— Input data —
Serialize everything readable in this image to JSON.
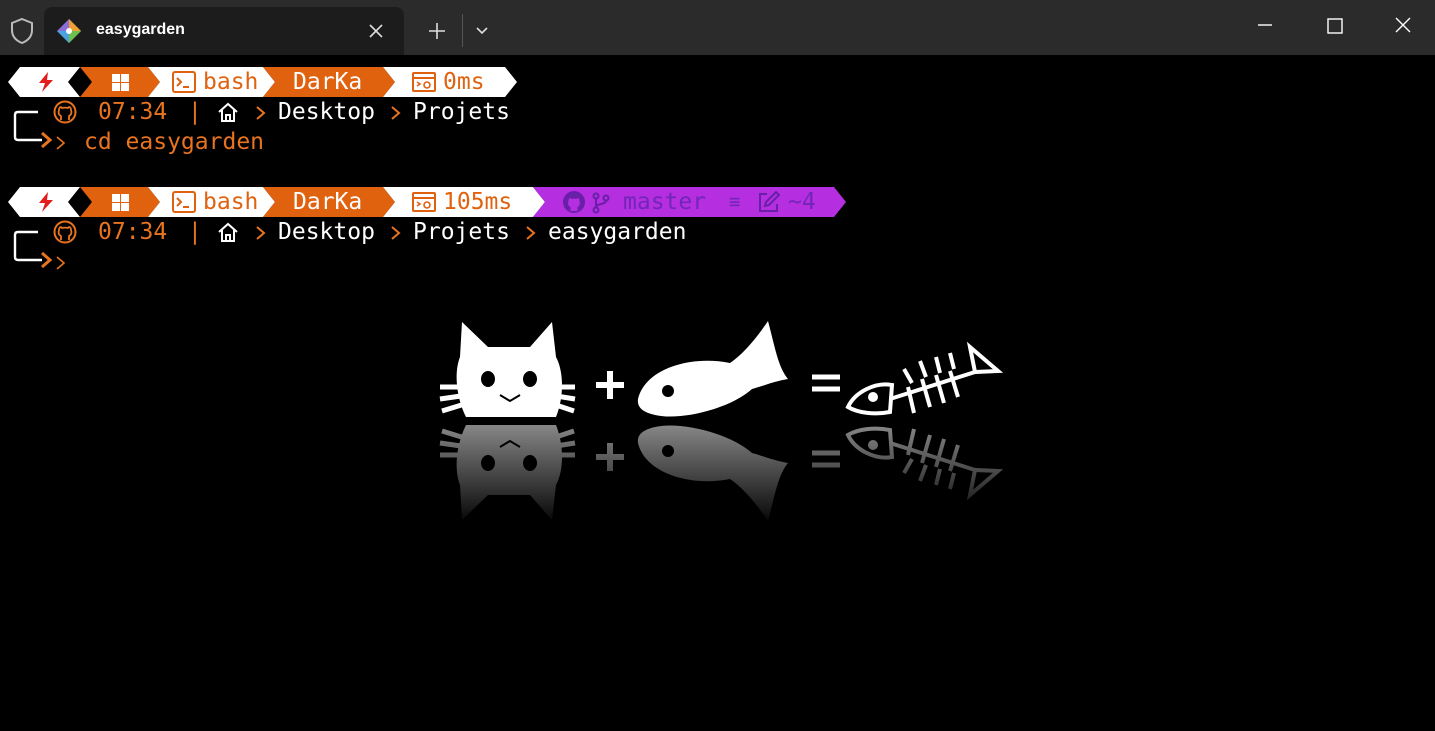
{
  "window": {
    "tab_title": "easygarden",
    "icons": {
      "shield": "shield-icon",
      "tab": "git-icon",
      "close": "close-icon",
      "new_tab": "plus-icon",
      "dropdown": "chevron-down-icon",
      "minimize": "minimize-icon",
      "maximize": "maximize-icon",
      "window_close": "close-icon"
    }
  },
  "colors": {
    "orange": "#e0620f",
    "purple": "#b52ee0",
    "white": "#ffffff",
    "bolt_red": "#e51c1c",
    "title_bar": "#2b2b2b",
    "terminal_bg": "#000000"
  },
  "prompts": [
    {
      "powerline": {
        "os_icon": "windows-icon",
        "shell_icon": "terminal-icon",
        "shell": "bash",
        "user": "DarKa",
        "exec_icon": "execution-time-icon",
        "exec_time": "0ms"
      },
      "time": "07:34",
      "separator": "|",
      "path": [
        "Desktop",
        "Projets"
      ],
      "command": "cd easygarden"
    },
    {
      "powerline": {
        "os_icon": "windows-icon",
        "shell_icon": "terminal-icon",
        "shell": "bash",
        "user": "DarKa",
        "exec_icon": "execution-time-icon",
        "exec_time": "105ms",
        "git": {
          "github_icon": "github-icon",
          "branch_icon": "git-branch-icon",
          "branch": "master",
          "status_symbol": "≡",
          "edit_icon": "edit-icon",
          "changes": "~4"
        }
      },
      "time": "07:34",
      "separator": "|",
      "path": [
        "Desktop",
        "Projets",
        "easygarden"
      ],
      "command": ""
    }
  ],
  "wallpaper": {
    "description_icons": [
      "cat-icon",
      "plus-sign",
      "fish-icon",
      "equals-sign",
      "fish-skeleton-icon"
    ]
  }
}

— Directions —
Every entry above needs to be retyped exactly; drop the pictures.

— Task response —
Serialize everything readable in this image to JSON.
{
  "window": {
    "tab_title": "easygarden",
    "icons": {
      "shield": "shield-icon",
      "tab": "git-icon",
      "close": "close-icon",
      "new_tab": "plus-icon",
      "dropdown": "chevron-down-icon",
      "minimize": "minimize-icon",
      "maximize": "maximize-icon",
      "window_close": "close-icon"
    }
  },
  "colors": {
    "orange": "#e0620f",
    "purple": "#b52ee0",
    "white": "#ffffff",
    "bolt_red": "#e51c1c",
    "title_bar": "#2b2b2b",
    "terminal_bg": "#000000"
  },
  "prompts": [
    {
      "powerline": {
        "os_icon": "windows-icon",
        "shell_icon": "terminal-icon",
        "shell": "bash",
        "user": "DarKa",
        "exec_icon": "execution-time-icon",
        "exec_time": "0ms"
      },
      "time": "07:34",
      "separator": "|",
      "path": [
        "Desktop",
        "Projets"
      ],
      "command": "cd easygarden"
    },
    {
      "powerline": {
        "os_icon": "windows-icon",
        "shell_icon": "terminal-icon",
        "shell": "bash",
        "user": "DarKa",
        "exec_icon": "execution-time-icon",
        "exec_time": "105ms",
        "git": {
          "github_icon": "github-icon",
          "branch_icon": "git-branch-icon",
          "branch": "master",
          "status_symbol": "≡",
          "edit_icon": "edit-icon",
          "changes": "~4"
        }
      },
      "time": "07:34",
      "separator": "|",
      "path": [
        "Desktop",
        "Projets",
        "easygarden"
      ],
      "command": ""
    }
  ],
  "wallpaper": {
    "description_icons": [
      "cat-icon",
      "plus-sign",
      "fish-icon",
      "equals-sign",
      "fish-skeleton-icon"
    ]
  }
}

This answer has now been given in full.